╭─ Extracted data
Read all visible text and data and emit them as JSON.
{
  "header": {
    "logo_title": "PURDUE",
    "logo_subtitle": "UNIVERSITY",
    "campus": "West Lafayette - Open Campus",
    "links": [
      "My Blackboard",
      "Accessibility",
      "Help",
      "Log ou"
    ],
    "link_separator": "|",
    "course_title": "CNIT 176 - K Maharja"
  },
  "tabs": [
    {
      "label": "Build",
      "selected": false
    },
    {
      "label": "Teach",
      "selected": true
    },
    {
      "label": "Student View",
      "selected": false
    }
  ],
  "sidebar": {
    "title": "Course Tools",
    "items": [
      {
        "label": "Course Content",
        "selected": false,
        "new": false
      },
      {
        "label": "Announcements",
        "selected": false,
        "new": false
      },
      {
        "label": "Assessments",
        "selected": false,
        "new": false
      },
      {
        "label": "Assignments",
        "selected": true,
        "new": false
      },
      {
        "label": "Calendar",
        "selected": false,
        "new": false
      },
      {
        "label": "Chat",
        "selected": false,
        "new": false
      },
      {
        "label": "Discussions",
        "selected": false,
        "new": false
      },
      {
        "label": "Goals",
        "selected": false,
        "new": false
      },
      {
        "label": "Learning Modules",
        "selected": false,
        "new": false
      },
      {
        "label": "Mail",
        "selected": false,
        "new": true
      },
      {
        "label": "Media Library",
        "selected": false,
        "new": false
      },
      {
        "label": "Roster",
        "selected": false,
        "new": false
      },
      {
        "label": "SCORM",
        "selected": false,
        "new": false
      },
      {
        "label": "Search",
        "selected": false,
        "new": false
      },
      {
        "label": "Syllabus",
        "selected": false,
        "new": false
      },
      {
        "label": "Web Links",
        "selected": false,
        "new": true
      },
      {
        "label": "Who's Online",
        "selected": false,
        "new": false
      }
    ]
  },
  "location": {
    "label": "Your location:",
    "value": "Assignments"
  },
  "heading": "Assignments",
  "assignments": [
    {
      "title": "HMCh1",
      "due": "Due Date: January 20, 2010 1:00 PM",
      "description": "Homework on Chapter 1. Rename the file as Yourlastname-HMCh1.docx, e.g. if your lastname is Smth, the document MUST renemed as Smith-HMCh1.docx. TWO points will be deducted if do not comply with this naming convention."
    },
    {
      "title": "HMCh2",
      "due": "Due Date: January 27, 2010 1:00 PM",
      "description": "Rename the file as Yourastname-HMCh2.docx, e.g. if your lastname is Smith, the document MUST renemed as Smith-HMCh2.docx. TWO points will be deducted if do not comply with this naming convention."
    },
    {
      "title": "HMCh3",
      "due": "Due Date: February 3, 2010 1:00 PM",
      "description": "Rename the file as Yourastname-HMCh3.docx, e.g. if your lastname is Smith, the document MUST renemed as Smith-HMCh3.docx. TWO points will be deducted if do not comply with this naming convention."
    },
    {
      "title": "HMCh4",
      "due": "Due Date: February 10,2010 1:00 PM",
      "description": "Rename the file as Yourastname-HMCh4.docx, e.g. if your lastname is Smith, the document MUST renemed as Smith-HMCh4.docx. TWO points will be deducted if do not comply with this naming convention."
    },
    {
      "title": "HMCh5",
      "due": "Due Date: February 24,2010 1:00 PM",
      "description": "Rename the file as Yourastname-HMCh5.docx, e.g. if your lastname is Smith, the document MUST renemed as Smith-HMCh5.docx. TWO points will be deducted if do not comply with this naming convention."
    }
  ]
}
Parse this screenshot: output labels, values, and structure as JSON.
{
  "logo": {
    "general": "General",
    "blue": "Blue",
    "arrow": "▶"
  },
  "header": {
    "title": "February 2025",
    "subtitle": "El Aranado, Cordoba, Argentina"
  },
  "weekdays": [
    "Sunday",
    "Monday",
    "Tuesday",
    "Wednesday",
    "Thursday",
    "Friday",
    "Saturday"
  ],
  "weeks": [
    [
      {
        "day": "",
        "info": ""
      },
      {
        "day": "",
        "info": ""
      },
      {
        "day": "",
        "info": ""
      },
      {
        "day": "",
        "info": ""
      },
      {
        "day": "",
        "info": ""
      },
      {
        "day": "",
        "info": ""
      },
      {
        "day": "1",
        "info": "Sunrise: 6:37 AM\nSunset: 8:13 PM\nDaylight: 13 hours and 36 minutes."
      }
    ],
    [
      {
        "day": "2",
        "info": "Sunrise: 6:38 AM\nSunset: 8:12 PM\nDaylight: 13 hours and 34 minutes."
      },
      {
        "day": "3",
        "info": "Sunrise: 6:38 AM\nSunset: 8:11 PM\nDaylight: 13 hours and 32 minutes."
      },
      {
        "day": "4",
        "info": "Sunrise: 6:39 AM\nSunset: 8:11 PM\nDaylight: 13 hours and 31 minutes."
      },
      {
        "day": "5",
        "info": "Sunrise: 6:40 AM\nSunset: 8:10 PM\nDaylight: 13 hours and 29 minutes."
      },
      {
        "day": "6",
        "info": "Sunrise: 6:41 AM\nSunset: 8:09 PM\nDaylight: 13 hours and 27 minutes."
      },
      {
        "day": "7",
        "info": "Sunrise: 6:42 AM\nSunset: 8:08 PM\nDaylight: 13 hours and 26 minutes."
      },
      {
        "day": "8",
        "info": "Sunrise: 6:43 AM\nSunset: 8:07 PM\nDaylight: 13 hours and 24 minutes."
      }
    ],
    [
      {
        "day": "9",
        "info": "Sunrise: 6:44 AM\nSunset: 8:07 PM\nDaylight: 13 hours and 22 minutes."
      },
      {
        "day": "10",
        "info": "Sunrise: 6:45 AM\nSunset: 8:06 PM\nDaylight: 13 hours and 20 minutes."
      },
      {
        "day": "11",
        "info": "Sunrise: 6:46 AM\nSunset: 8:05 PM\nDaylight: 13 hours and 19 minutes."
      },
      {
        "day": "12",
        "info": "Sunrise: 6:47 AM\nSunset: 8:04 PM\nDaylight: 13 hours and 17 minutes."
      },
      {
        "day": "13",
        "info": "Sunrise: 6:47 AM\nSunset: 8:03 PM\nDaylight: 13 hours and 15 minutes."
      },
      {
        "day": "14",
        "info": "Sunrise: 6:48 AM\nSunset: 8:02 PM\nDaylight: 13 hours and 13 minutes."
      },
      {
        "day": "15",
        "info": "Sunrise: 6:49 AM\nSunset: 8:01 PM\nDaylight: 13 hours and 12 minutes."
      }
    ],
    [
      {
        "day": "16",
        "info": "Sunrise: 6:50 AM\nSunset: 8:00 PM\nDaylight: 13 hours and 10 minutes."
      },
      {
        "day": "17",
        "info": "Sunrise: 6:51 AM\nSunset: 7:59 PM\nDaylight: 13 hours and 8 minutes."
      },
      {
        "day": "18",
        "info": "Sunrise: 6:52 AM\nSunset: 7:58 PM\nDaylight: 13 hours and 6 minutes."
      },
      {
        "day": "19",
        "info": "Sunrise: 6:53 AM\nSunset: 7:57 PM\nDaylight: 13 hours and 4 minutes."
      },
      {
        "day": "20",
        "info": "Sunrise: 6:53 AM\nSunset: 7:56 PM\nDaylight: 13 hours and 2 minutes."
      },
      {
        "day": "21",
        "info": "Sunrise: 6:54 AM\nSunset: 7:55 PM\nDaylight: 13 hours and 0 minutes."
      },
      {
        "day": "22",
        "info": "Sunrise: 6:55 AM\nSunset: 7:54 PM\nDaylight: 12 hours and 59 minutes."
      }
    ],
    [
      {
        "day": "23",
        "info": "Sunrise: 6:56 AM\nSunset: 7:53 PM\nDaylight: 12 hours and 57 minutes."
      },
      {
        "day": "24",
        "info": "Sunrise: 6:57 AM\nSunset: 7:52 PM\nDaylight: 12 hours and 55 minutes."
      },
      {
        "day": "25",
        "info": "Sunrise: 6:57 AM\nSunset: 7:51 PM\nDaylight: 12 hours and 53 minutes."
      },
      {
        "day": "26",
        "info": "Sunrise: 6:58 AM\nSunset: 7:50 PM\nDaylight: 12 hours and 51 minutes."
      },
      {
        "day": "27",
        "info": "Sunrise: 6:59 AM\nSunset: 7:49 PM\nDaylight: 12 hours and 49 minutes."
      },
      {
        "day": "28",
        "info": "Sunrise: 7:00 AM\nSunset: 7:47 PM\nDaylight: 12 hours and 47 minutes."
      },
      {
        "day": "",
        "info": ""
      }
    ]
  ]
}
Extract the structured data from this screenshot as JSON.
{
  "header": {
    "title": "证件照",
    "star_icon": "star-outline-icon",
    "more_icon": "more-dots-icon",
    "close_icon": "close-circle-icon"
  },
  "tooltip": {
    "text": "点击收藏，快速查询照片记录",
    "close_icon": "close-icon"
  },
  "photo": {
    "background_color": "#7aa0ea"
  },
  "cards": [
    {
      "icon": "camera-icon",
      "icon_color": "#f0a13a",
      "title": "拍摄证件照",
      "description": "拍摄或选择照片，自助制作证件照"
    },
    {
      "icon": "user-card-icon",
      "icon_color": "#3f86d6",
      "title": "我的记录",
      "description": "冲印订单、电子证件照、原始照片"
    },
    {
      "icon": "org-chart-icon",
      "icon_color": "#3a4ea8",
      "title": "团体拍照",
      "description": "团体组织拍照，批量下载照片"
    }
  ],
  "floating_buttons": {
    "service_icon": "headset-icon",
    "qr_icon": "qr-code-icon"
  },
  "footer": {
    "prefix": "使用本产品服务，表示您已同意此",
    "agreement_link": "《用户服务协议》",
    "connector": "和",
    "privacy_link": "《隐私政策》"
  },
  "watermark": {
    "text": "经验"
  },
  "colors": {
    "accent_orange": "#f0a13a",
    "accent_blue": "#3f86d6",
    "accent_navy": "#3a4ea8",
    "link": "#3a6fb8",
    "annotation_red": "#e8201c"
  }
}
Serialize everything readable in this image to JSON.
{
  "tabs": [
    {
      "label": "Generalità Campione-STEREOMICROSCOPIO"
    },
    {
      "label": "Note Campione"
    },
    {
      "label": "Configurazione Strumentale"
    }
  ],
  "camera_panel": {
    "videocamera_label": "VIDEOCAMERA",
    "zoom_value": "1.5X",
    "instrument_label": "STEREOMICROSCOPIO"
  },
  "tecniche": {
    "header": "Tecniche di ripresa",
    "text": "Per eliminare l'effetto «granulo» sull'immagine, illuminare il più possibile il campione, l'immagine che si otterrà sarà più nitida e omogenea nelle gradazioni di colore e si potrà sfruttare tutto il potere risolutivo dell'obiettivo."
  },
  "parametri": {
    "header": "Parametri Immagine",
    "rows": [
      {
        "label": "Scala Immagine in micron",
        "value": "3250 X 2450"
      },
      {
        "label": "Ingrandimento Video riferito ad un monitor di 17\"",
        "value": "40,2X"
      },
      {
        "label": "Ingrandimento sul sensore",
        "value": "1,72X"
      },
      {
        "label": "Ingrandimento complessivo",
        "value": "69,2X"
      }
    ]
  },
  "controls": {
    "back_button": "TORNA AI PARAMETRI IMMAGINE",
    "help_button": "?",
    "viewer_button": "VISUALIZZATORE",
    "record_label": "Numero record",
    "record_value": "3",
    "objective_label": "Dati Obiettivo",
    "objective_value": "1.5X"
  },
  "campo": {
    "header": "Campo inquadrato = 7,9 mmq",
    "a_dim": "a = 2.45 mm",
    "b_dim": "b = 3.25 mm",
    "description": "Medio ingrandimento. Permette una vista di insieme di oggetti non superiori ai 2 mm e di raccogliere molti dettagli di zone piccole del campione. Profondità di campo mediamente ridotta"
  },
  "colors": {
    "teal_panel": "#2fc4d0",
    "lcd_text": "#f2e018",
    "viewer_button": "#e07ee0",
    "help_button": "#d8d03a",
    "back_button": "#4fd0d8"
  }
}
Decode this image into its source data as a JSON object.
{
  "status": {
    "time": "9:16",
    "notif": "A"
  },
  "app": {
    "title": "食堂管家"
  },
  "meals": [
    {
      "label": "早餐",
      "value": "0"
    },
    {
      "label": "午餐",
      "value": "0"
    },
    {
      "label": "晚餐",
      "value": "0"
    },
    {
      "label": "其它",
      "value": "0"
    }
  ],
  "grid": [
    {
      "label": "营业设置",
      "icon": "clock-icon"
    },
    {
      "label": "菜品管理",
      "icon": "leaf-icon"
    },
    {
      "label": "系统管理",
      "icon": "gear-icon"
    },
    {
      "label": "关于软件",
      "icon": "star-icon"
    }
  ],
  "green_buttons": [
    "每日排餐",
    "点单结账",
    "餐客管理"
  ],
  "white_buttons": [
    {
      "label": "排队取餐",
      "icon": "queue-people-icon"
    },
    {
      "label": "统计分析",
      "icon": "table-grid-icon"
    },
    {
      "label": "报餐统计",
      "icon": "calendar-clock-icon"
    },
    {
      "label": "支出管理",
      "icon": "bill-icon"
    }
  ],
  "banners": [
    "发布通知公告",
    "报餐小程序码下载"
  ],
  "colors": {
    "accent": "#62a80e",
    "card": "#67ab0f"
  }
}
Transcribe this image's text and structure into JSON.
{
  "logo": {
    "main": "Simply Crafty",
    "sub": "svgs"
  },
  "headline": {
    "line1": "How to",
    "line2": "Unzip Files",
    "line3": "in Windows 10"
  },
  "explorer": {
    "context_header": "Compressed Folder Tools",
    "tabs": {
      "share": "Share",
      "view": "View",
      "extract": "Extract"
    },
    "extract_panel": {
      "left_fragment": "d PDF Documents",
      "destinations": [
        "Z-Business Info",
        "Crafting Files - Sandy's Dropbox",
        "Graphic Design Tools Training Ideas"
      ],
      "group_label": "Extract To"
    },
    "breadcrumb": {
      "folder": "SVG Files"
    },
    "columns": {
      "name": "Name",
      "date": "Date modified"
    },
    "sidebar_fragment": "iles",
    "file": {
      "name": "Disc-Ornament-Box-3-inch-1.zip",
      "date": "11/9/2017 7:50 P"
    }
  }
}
╰─
■ Exercise objective ■
Find every line that holds "STEREOMICROSCOPIO" and copy it.

■ Task response ■
      "label": "Generalità Campione-STEREOMICROSCOPIO"
    "instrument_label": "STEREOMICROSCOPIO"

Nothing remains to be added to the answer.